◆ Problem
Where a line of the records contains the word "designs", show that line.

----------------------------------------

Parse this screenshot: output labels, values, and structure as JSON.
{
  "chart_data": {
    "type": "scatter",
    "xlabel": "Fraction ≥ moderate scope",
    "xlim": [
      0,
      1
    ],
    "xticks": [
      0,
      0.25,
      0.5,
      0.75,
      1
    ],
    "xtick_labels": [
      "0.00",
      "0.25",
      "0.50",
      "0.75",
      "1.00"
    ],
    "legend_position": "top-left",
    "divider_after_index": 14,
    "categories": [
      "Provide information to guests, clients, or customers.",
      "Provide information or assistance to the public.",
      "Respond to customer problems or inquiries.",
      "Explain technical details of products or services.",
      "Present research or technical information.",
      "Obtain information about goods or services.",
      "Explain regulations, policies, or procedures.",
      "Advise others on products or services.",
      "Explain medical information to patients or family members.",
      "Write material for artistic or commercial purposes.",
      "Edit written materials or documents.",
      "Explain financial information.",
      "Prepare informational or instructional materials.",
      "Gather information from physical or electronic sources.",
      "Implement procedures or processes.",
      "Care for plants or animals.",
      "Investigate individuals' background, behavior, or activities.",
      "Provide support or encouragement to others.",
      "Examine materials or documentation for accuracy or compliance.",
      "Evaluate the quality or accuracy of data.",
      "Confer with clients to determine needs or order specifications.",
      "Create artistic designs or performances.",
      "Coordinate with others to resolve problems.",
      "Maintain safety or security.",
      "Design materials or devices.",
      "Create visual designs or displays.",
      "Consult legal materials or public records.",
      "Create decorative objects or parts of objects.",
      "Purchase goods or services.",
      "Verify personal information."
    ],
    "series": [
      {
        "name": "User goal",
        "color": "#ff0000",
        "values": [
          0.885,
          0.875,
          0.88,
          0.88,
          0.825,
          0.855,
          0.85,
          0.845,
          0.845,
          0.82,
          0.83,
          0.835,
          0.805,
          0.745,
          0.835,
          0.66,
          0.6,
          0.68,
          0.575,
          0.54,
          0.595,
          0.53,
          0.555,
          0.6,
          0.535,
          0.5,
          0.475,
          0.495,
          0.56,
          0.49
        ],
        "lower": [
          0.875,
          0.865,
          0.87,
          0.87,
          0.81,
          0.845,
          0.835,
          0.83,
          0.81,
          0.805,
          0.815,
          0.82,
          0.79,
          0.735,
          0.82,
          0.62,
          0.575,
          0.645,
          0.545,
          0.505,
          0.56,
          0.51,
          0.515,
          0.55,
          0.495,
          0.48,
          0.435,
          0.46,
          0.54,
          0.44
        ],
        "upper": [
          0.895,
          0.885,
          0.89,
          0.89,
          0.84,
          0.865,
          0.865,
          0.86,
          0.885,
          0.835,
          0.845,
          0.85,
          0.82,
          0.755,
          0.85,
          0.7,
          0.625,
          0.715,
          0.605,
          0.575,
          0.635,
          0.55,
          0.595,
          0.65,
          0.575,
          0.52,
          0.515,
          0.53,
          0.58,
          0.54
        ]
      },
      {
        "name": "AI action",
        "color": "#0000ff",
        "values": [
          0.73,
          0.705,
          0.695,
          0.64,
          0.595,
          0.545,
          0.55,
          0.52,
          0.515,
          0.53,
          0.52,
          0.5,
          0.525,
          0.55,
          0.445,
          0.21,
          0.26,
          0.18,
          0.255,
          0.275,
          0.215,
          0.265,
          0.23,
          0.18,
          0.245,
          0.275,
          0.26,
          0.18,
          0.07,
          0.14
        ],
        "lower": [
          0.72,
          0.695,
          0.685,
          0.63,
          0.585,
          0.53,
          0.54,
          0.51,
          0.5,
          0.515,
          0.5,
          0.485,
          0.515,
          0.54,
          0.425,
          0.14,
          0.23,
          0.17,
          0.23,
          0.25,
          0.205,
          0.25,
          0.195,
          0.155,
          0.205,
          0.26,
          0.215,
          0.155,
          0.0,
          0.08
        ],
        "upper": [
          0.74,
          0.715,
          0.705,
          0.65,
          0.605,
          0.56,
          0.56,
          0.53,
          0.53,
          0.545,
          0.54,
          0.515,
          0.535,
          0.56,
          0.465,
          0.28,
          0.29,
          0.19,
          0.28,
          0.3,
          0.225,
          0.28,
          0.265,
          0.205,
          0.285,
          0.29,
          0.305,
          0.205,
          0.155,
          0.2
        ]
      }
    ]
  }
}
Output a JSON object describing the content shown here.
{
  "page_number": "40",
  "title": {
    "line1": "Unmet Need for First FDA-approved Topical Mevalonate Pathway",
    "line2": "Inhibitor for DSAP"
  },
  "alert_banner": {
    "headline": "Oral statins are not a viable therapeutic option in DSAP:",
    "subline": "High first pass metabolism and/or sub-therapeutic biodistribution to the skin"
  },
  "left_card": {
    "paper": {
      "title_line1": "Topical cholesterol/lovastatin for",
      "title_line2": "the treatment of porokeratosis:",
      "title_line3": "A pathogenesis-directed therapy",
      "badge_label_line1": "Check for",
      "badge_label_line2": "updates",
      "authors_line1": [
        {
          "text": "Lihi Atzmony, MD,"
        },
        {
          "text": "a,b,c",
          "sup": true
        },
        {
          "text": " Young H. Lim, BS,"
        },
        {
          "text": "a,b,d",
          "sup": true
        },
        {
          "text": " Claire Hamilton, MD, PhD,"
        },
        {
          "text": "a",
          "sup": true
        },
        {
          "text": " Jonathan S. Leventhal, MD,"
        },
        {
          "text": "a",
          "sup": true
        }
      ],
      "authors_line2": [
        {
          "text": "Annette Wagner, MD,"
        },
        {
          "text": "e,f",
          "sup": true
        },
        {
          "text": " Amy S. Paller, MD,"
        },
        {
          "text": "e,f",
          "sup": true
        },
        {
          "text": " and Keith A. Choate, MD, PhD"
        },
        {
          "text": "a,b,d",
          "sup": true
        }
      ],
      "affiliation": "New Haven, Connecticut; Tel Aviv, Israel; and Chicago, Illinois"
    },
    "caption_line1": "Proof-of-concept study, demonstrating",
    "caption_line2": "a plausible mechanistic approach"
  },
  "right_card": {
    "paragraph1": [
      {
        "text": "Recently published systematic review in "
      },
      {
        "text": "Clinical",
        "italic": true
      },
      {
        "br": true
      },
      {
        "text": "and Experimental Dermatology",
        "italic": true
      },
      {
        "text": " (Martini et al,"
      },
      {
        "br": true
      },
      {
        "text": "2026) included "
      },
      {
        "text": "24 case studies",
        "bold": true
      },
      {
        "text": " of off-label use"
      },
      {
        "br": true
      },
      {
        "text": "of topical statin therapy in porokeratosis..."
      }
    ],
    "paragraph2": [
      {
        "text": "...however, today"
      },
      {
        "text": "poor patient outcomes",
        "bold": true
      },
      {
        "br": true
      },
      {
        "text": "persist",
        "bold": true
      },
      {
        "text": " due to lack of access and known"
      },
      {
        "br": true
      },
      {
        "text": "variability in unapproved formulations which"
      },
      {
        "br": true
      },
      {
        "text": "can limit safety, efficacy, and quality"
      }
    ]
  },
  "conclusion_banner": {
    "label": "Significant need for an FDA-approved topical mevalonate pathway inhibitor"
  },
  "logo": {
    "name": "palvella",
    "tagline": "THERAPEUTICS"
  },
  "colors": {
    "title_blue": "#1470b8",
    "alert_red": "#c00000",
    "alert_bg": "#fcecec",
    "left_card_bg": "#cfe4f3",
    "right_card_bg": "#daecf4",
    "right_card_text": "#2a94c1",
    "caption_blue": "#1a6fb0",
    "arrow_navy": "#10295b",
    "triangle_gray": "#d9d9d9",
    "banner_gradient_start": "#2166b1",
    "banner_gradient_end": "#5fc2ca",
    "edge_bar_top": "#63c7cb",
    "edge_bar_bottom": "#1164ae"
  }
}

----------------------------------------

◆ Exercise response
      "Create artistic designs or performances.",
      "Create visual designs or displays.",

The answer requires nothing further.